__What to work on__: In the listing that follows, how many lines contain "this"? Give the number only.

[Raw records]
******

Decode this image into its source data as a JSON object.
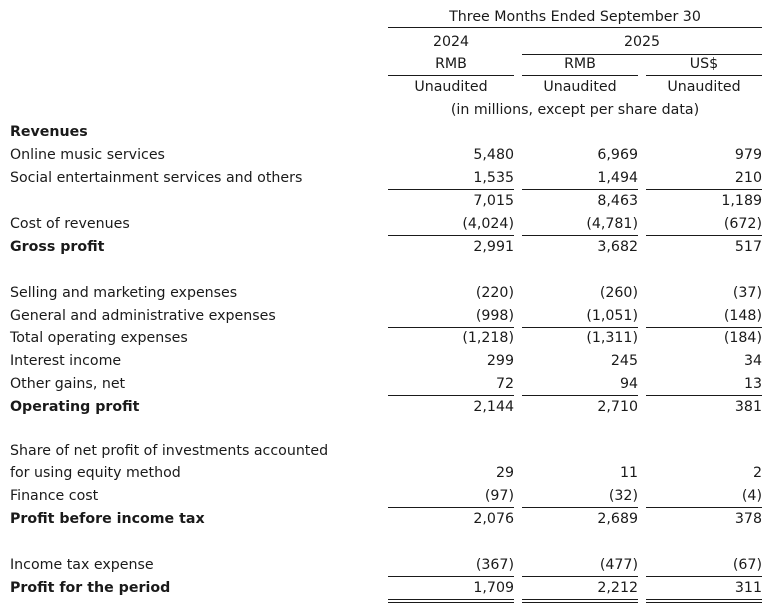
{
  "header": {
    "period": "Three Months Ended September 30",
    "year_2024": "2024",
    "year_2025": "2025",
    "currency_1": "RMB",
    "currency_2": "RMB",
    "currency_3": "US$",
    "audit_1": "Unaudited",
    "audit_2": "Unaudited",
    "audit_3": "Unaudited",
    "units": "(in millions, except per share data)"
  },
  "rows": {
    "revenues": {
      "label": "Revenues"
    },
    "online_music": {
      "label": "Online music services",
      "v1": "5,480",
      "v2": "6,969",
      "v3": "979"
    },
    "social_ent": {
      "label": "Social entertainment services and others",
      "v1": "1,535",
      "v2": "1,494",
      "v3": "210"
    },
    "total_rev": {
      "v1": "7,015",
      "v2": "8,463",
      "v3": "1,189"
    },
    "cost_rev": {
      "label": "Cost of revenues",
      "v1": "(4,024)",
      "v2": "(4,781)",
      "v3": "(672)"
    },
    "gross_profit": {
      "label": "Gross profit",
      "v1": "2,991",
      "v2": "3,682",
      "v3": "517"
    },
    "selling": {
      "label": "Selling and marketing expenses",
      "v1": "(220)",
      "v2": "(260)",
      "v3": "(37)"
    },
    "general_admin": {
      "label": "General and administrative expenses",
      "v1": "(998)",
      "v2": "(1,051)",
      "v3": "(148)"
    },
    "total_opex": {
      "label": "Total operating expenses",
      "v1": "(1,218)",
      "v2": "(1,311)",
      "v3": "(184)"
    },
    "interest_income": {
      "label": "Interest income",
      "v1": "299",
      "v2": "245",
      "v3": "34"
    },
    "other_gains": {
      "label": "Other gains, net",
      "v1": "72",
      "v2": "94",
      "v3": "13"
    },
    "operating_profit": {
      "label": "Operating profit",
      "v1": "2,144",
      "v2": "2,710",
      "v3": "381"
    },
    "share_profit": {
      "label_1": "Share of net profit of investments accounted",
      "label_2": "for using equity method",
      "v1": "29",
      "v2": "11",
      "v3": "2"
    },
    "finance_cost": {
      "label": "Finance cost",
      "v1": "(97)",
      "v2": "(32)",
      "v3": "(4)"
    },
    "profit_before_tax": {
      "label": "Profit before income tax",
      "v1": "2,076",
      "v2": "2,689",
      "v3": "378"
    },
    "income_tax": {
      "label": "Income tax expense",
      "v1": "(367)",
      "v2": "(477)",
      "v3": "(67)"
    },
    "profit_period": {
      "label": "Profit for the period",
      "v1": "1,709",
      "v2": "2,212",
      "v3": "311"
    }
  }
}
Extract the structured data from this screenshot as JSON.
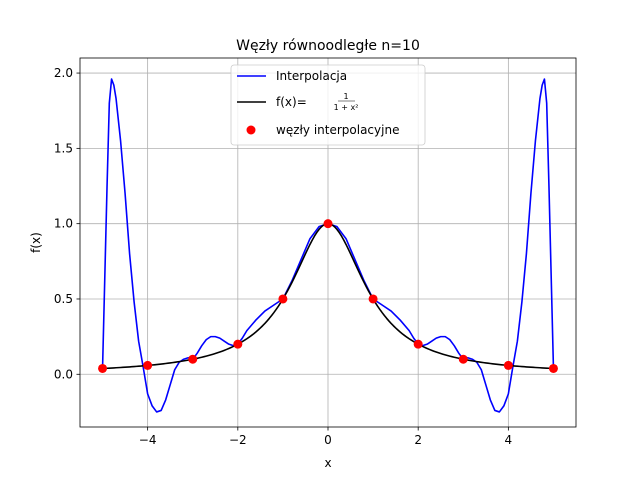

******

__Solution to the exercise__: 2